# Set task:
Locate every line below that contains the word "groupes" and copy it.

# The input:
● ● ● ● ● ● ●

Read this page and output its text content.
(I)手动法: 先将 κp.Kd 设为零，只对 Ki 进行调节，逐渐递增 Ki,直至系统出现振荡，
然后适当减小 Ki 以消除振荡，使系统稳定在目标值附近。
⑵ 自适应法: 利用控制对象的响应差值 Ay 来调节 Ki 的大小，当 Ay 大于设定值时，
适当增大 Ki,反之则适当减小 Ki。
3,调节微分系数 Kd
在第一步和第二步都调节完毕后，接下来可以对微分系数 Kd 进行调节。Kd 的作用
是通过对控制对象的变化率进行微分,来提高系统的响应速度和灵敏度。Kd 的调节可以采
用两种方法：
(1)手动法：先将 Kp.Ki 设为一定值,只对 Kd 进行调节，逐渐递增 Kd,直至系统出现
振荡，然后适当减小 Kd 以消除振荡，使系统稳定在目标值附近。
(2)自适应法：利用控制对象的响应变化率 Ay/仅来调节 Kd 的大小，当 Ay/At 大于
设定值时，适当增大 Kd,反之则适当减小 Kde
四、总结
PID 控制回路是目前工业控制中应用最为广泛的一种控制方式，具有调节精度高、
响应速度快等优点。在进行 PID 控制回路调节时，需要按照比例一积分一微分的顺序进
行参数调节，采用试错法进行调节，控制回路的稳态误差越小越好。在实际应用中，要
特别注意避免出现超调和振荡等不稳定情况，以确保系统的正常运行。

● ● ● ● ● ● ●

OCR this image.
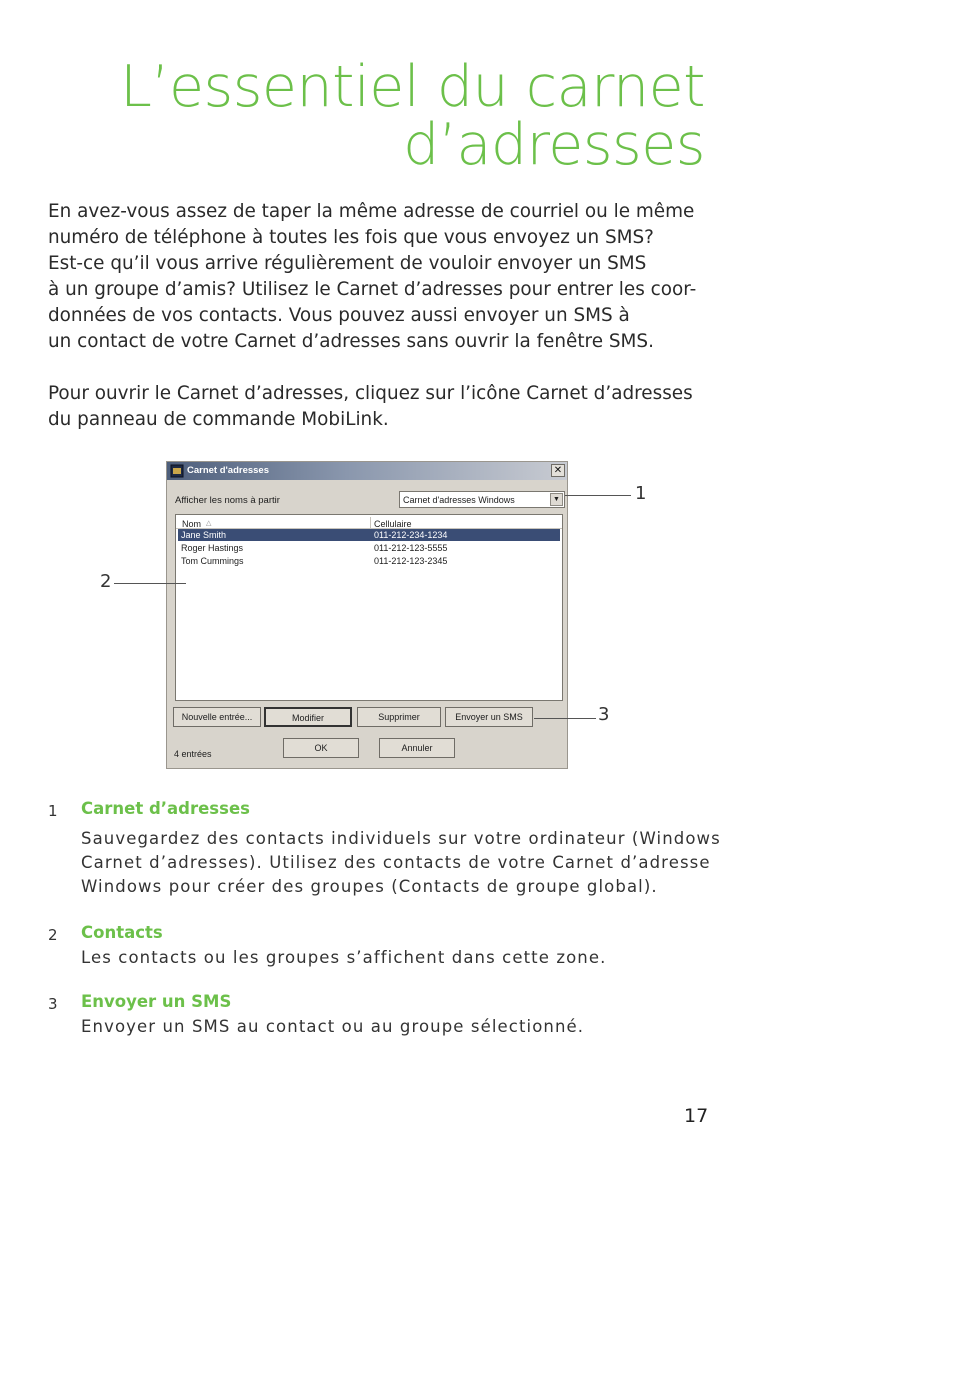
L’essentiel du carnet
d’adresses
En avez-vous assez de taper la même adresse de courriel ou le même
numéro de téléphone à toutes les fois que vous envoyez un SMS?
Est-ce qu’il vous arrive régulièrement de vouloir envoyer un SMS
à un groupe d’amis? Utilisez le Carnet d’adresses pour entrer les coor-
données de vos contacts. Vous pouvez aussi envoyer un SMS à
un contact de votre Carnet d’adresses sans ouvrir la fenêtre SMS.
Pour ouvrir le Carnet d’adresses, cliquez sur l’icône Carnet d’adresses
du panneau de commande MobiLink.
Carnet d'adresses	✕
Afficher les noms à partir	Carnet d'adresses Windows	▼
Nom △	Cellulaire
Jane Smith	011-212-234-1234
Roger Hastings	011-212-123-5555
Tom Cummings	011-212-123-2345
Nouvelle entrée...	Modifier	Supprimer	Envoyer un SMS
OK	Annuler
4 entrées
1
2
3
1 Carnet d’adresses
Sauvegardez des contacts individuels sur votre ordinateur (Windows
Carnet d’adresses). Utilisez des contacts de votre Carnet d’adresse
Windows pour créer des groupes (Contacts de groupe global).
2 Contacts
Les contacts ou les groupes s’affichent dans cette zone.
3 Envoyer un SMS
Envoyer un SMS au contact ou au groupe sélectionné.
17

● ● ● ● ● ● ●

# Output for this task:
Windows pour créer des groupes (Contacts de groupe global).
Les contacts ou les groupes s’affichent dans cette zone.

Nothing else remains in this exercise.